→ **TASK TO CARRY OUT**
Pick out every row below that contains the string "Water" and copy each one. Matching is case-sensitive.

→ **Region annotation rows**
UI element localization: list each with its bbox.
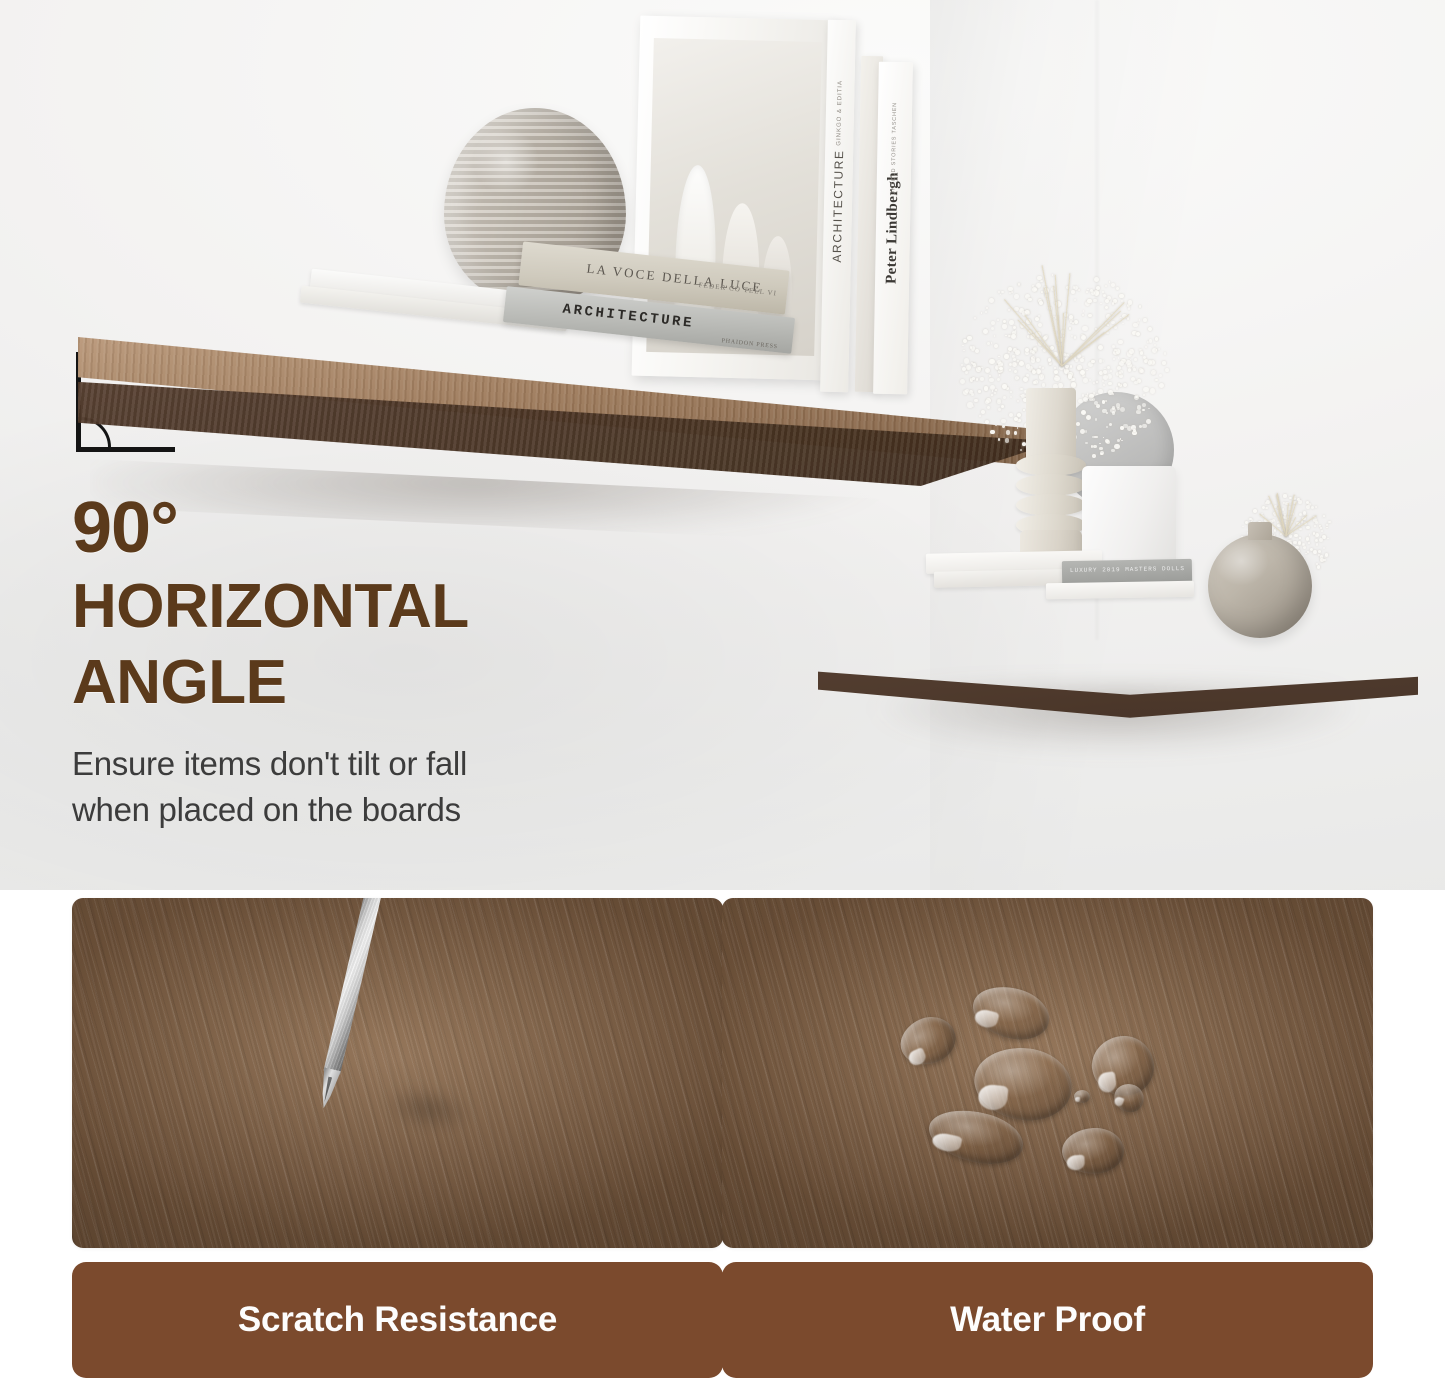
flower-bud — [1121, 359, 1125, 363]
flower-bud — [1001, 291, 1004, 294]
flower-bud — [1301, 520, 1304, 523]
flower-bud — [1100, 303, 1102, 305]
flower-bud — [1136, 332, 1140, 336]
flower-bud — [1044, 288, 1048, 292]
flower-bud — [1310, 548, 1313, 551]
flower-bud — [1129, 349, 1134, 354]
book-title: LUXURY 2019 MASTERS DOLLS — [1070, 565, 1185, 574]
flower-bud — [1018, 284, 1020, 286]
flower-bud — [1108, 382, 1111, 385]
flower-bud — [1156, 349, 1157, 350]
flower-bud — [1009, 292, 1011, 294]
flower-bud — [1102, 380, 1104, 382]
flower-bud — [1320, 558, 1324, 562]
flower-bud — [1132, 331, 1137, 336]
flower-bud — [1112, 302, 1114, 304]
flower-bud — [1116, 287, 1119, 290]
flower-bud — [1285, 532, 1287, 534]
flower-bud — [1293, 541, 1296, 544]
flower-bud — [1072, 322, 1074, 324]
flower-bud — [1323, 515, 1325, 517]
flower-bud — [1286, 517, 1290, 521]
flower-bud — [1065, 365, 1068, 368]
flower-bud — [1074, 286, 1078, 290]
flower-bud — [1127, 317, 1130, 320]
flower-bud — [1298, 541, 1301, 544]
flower-stem — [1277, 493, 1287, 536]
flower-bud — [1082, 314, 1084, 316]
flower-bud — [1151, 370, 1156, 375]
flower-bud — [1068, 365, 1070, 367]
flower-bud — [1277, 521, 1280, 524]
flower-bud — [1117, 366, 1121, 370]
flower-bud — [1294, 496, 1296, 498]
vase-neck — [1026, 388, 1076, 460]
flower-bud — [1273, 512, 1276, 515]
flower-bud — [1116, 352, 1119, 355]
flower-bud — [1045, 293, 1047, 295]
flower-bud — [1068, 372, 1072, 376]
flower-bud — [1121, 300, 1123, 302]
flower-bud — [1111, 313, 1114, 316]
flower-bud — [1139, 368, 1143, 372]
flower-bud — [1018, 283, 1021, 286]
flower-bud — [1315, 539, 1318, 542]
flower-bud — [1305, 553, 1307, 555]
flower-bud — [1071, 354, 1073, 356]
flower-bud — [1051, 287, 1055, 291]
flower-stem — [1285, 517, 1296, 536]
flower-bud — [1066, 367, 1068, 369]
flower-bud — [1091, 360, 1094, 363]
flower-bud — [1149, 339, 1153, 343]
flower-bud — [1328, 521, 1330, 523]
scratch-resistance-label-bar: Scratch Resistance — [72, 1262, 723, 1378]
flower-bud — [1283, 516, 1286, 519]
flower-bud — [1094, 277, 1099, 282]
flower-bud — [1293, 501, 1297, 505]
flower-bud — [1299, 513, 1302, 516]
flower-bud — [1159, 374, 1162, 377]
flower-bud — [1132, 349, 1134, 351]
flower-bud — [1319, 525, 1321, 527]
headline-title-line1: HORIZONTAL — [72, 574, 762, 640]
flower-bud — [1320, 527, 1322, 529]
flower-bud — [1140, 351, 1143, 354]
flower-bud — [1113, 350, 1118, 355]
scratch-resistance-label: Scratch Resistance — [238, 1300, 557, 1340]
flower-bud — [1296, 522, 1299, 525]
flower-bud — [1144, 359, 1148, 363]
flower-bud — [1288, 530, 1290, 532]
flower-bud — [1075, 359, 1078, 362]
flower-bud — [1095, 328, 1097, 330]
flower-bud — [1309, 534, 1310, 535]
flower-bud — [1112, 345, 1115, 348]
flower-bud — [1119, 361, 1124, 366]
book-bottom-shelf-white — [1046, 581, 1194, 600]
flower-bud — [1150, 388, 1155, 393]
vase-neck — [1248, 522, 1272, 540]
flower-bud — [1083, 378, 1088, 383]
flower-bud — [1086, 369, 1088, 371]
flower-bud — [1120, 317, 1122, 319]
flower-bud — [1088, 362, 1093, 367]
flower-bud — [1265, 507, 1268, 510]
flower-bud — [1284, 514, 1286, 516]
flower-bud — [1132, 366, 1135, 369]
flower-bud — [1287, 531, 1289, 533]
flower-stem — [1285, 495, 1294, 537]
flower-bud — [1071, 382, 1076, 387]
flower-bud — [1105, 322, 1108, 325]
flower-bud — [1159, 383, 1164, 388]
flower-bud — [1326, 524, 1328, 526]
flower-bud — [1326, 527, 1327, 528]
flower-bud — [1315, 533, 1319, 537]
flower-bud — [1059, 365, 1064, 370]
flower-bud — [1040, 280, 1043, 283]
flower-bud — [1137, 322, 1139, 324]
flower-bud — [1291, 512, 1294, 515]
flower-bud — [1313, 516, 1315, 518]
flower-bud — [1155, 337, 1159, 341]
flower-bud — [1000, 294, 1002, 296]
flower-bud — [1143, 394, 1145, 396]
flower-bud — [1318, 550, 1321, 553]
flower-stem — [1057, 315, 1062, 366]
flower-bud — [1319, 538, 1323, 542]
flower-bud — [1280, 516, 1284, 520]
flower-bud — [1306, 537, 1310, 541]
flower-bud — [1322, 535, 1326, 539]
flower-bud — [1165, 368, 1169, 372]
flower-bud — [1093, 382, 1095, 384]
flower-bud — [1323, 547, 1325, 549]
flower-bud — [1119, 294, 1124, 299]
flower-bud — [1041, 291, 1043, 293]
flower-bud — [1102, 291, 1104, 293]
flower-bud — [1152, 348, 1157, 353]
flower-bud — [1114, 326, 1117, 329]
flower-bud — [1087, 345, 1089, 347]
flower-bud — [1133, 323, 1138, 328]
flower-bud — [1014, 294, 1019, 299]
flower-bud — [1148, 327, 1152, 331]
book-spine-author: GINKGO & EDITIA — [836, 79, 843, 145]
flower-bud — [1283, 502, 1285, 504]
flower-stem — [1285, 502, 1296, 536]
flower-bud — [1065, 318, 1066, 319]
flower-bud — [1087, 289, 1089, 291]
flower-stem — [1062, 314, 1130, 366]
flower-bud — [1060, 363, 1063, 366]
flower-bud — [1275, 528, 1276, 529]
headline-subtitle-line1: Ensure items don't tilt or fall — [72, 741, 762, 787]
flower-bud — [1315, 506, 1317, 508]
flower-bud — [1139, 349, 1142, 352]
flower-bud — [1127, 351, 1132, 356]
flower-bud — [1058, 361, 1059, 362]
flower-bud — [1105, 299, 1109, 303]
headline-subtitle-line2: when placed on the boards — [72, 787, 762, 833]
flower-bud — [1251, 519, 1253, 521]
flower-bud — [1086, 291, 1088, 293]
flower-bud — [1155, 379, 1158, 382]
flower-bud — [1122, 314, 1127, 319]
flower-bud — [1318, 554, 1321, 557]
flower-bud — [1107, 366, 1110, 369]
flower-bud — [1143, 387, 1148, 392]
flower-bud — [1065, 354, 1068, 357]
flower-bud — [1065, 357, 1069, 361]
flower-bud — [1032, 285, 1034, 287]
ribbed-pedestal-vase — [1012, 388, 1090, 578]
feature-scratch-resistance: Scratch Resistance — [72, 898, 723, 1378]
flower-bud — [1280, 533, 1282, 535]
flower-bud — [1294, 534, 1298, 538]
flower-bud — [1113, 358, 1115, 360]
flower-bud — [1123, 383, 1127, 387]
flower-bud — [1085, 301, 1090, 306]
flower-bud — [1307, 551, 1310, 554]
flower-bud — [1303, 544, 1305, 546]
flower-stem — [1286, 515, 1308, 537]
floating-shelf-lower — [818, 600, 1418, 760]
flower-bud — [1302, 517, 1306, 521]
flower-bud — [1303, 511, 1307, 515]
flower-bud — [1297, 498, 1301, 502]
flower-stem — [1061, 273, 1070, 366]
flower-bud — [1091, 291, 1095, 295]
flower-bud — [1128, 307, 1131, 310]
flower-bud — [1025, 294, 1030, 299]
flower-bud — [1261, 513, 1263, 515]
scratch-resistance-photo — [72, 898, 723, 1248]
flower-bud — [1321, 530, 1323, 532]
flower-bud — [1082, 374, 1085, 377]
flower-bud — [1147, 341, 1149, 343]
flower-bud — [1114, 349, 1117, 352]
water-proof-label-bar: Water Proof — [722, 1262, 1373, 1378]
flower-bud — [1154, 344, 1156, 346]
flower-bud — [1106, 314, 1111, 319]
flower-bud — [1122, 323, 1124, 325]
flower-bud — [1253, 509, 1257, 513]
flower-bud — [1070, 380, 1072, 382]
flower-bud — [1110, 370, 1112, 372]
flower-bud — [1058, 338, 1062, 342]
flower-bud — [1118, 340, 1123, 345]
flower-bud — [1134, 358, 1137, 361]
flower-bud — [1069, 327, 1072, 330]
flower-bud — [1081, 335, 1086, 340]
flower-bud — [1308, 542, 1311, 545]
product-feature-canvas: ARCHITECTURE GINKGO & EDITIA Peter Lindb… — [0, 0, 1445, 1376]
flower-bud — [1133, 368, 1136, 371]
flower-bud — [1313, 550, 1317, 554]
flower-bud — [1064, 369, 1069, 374]
flower-stem — [1276, 494, 1287, 536]
flower-bud — [1327, 538, 1328, 539]
headline-block: 90° HORIZONTAL ANGLE Ensure items don't … — [72, 492, 762, 833]
flower-bud — [1096, 286, 1101, 291]
flower-stem — [1285, 501, 1293, 536]
flower-bud — [1077, 354, 1081, 358]
flower-bud — [1059, 357, 1061, 359]
feature-panels: Scratch Resistance Water Proof — [0, 890, 1445, 1376]
flower-bud — [1063, 353, 1066, 356]
headline-degree: 90° — [72, 492, 762, 564]
flower-stem — [1061, 313, 1064, 366]
flower-bud — [1311, 506, 1314, 509]
flower-stem — [1286, 515, 1317, 536]
flower-bud — [1314, 525, 1316, 527]
flower-bud — [1282, 516, 1284, 518]
flower-bud — [1286, 531, 1289, 534]
flower-bud — [1065, 365, 1068, 368]
flower-bud — [1320, 555, 1324, 559]
flower-bud — [1290, 540, 1292, 542]
flower-bud — [1069, 317, 1073, 321]
flower-bud — [1060, 363, 1062, 365]
flower-bud — [1073, 286, 1075, 288]
flower-bud — [1111, 283, 1115, 287]
flower-bud — [1279, 515, 1282, 518]
flower-bud — [1096, 381, 1098, 383]
flower-stem — [1277, 495, 1287, 536]
flower-bud — [1071, 290, 1074, 293]
flower-bud — [1068, 374, 1073, 379]
flower-bud — [1269, 501, 1271, 503]
flower-bud — [1104, 368, 1106, 370]
flower-bud — [1074, 357, 1076, 359]
flower-bud — [1070, 321, 1072, 323]
flower-bud — [1077, 365, 1082, 370]
flower-bud — [1274, 529, 1276, 531]
flower-bud — [1119, 372, 1121, 374]
flower-bud — [1302, 543, 1305, 546]
wood-surface — [72, 898, 723, 1248]
flower-bud — [1274, 514, 1276, 516]
flower-bud — [1285, 502, 1288, 505]
flower-bud — [1127, 363, 1132, 368]
flower-bud — [1103, 370, 1106, 373]
flower-bud — [1249, 518, 1252, 521]
flower-bud — [1291, 521, 1293, 523]
flower-bud — [1081, 334, 1084, 337]
book-spine-title: ARCHITECTURE — [830, 149, 846, 262]
flower-bud — [1071, 335, 1073, 337]
flower-bud — [1299, 537, 1301, 539]
flower-bud — [1289, 516, 1291, 518]
flower-bud — [1118, 383, 1121, 386]
flower-bud — [1058, 347, 1063, 352]
vase-ring — [1016, 454, 1086, 476]
flower-bud — [1306, 526, 1309, 529]
flower-bud — [1071, 378, 1074, 381]
flower-bud — [1277, 507, 1279, 509]
flower-bud — [1304, 522, 1307, 525]
flower-bud — [1162, 361, 1165, 364]
flower-bud — [1105, 285, 1107, 287]
flower-bud — [1107, 374, 1112, 379]
flower-bud — [1137, 379, 1141, 383]
flower-bud — [1118, 357, 1120, 359]
flower-bud — [1316, 563, 1318, 565]
flower-bud — [1093, 299, 1097, 303]
flower-bud — [1074, 336, 1077, 339]
flower-bud — [1064, 369, 1065, 370]
flower-bud — [1321, 559, 1324, 562]
flower-bud — [1153, 372, 1155, 374]
flower-bud — [1131, 377, 1136, 382]
flower-bud — [1325, 553, 1329, 557]
flower-bud — [1099, 359, 1103, 363]
flower-bud — [1116, 387, 1118, 389]
vase-ring — [1016, 494, 1086, 516]
flower-bud — [1290, 531, 1293, 534]
flower-bud — [1077, 367, 1080, 370]
flower-bud — [998, 291, 1000, 293]
flower-bud — [1128, 300, 1132, 304]
flower-bud — [1134, 381, 1138, 385]
flower-bud — [1008, 287, 1013, 292]
flower-bud — [1285, 495, 1286, 496]
flower-bud — [1045, 293, 1049, 297]
flower-bud — [1139, 319, 1141, 321]
flower-bud — [1119, 374, 1123, 378]
flower-bud — [1323, 559, 1326, 562]
flower-bud — [1287, 516, 1290, 519]
flower-bud — [1064, 313, 1068, 317]
flower-stem — [1285, 503, 1289, 536]
flower-bud — [1262, 506, 1265, 509]
flower-bud — [1126, 360, 1131, 365]
flower-bud — [1266, 500, 1270, 504]
flower-bud — [1106, 332, 1108, 334]
flower-bud — [1052, 274, 1054, 276]
flower-bud — [1119, 370, 1123, 374]
flower-bud — [1316, 543, 1318, 545]
flower-bud — [1113, 299, 1117, 303]
flower-bud — [1078, 289, 1080, 291]
flower-bud — [1158, 348, 1160, 350]
flower-stem — [1277, 506, 1287, 536]
flower-bud — [1099, 371, 1103, 375]
vase-ring — [1016, 474, 1086, 496]
flower-bud — [1150, 360, 1155, 365]
flower-stem — [1062, 311, 1122, 367]
flower-bud — [1145, 346, 1147, 348]
flower-bud — [1107, 296, 1111, 300]
feature-water-proof: Water Proof — [722, 898, 1373, 1378]
flower-bud — [1130, 359, 1131, 360]
flower-bud — [1111, 321, 1115, 325]
flower-bud — [1109, 281, 1111, 283]
hero-scene: ARCHITECTURE GINKGO & EDITIA Peter Lindb… — [0, 0, 1445, 890]
flower-bud — [1094, 290, 1099, 295]
flower-bud — [1103, 375, 1108, 380]
flower-bud — [1087, 299, 1092, 304]
flower-bud — [1082, 357, 1084, 359]
flower-bud — [1089, 379, 1091, 381]
flower-bud — [1282, 528, 1285, 531]
flower-bud — [1070, 365, 1072, 367]
flower-bud — [1139, 305, 1142, 308]
flower-bud — [1044, 286, 1046, 288]
flower-bud — [1032, 287, 1037, 292]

→ **RESULT FOR THIS EXERCISE**
water-proof-label-bar: Water Proof — [722, 1262, 1373, 1378]
feature-panels: Scratch Resistance Water Proof — [0, 890, 1445, 1376]
feature-water-proof: Water Proof — [722, 898, 1373, 1378]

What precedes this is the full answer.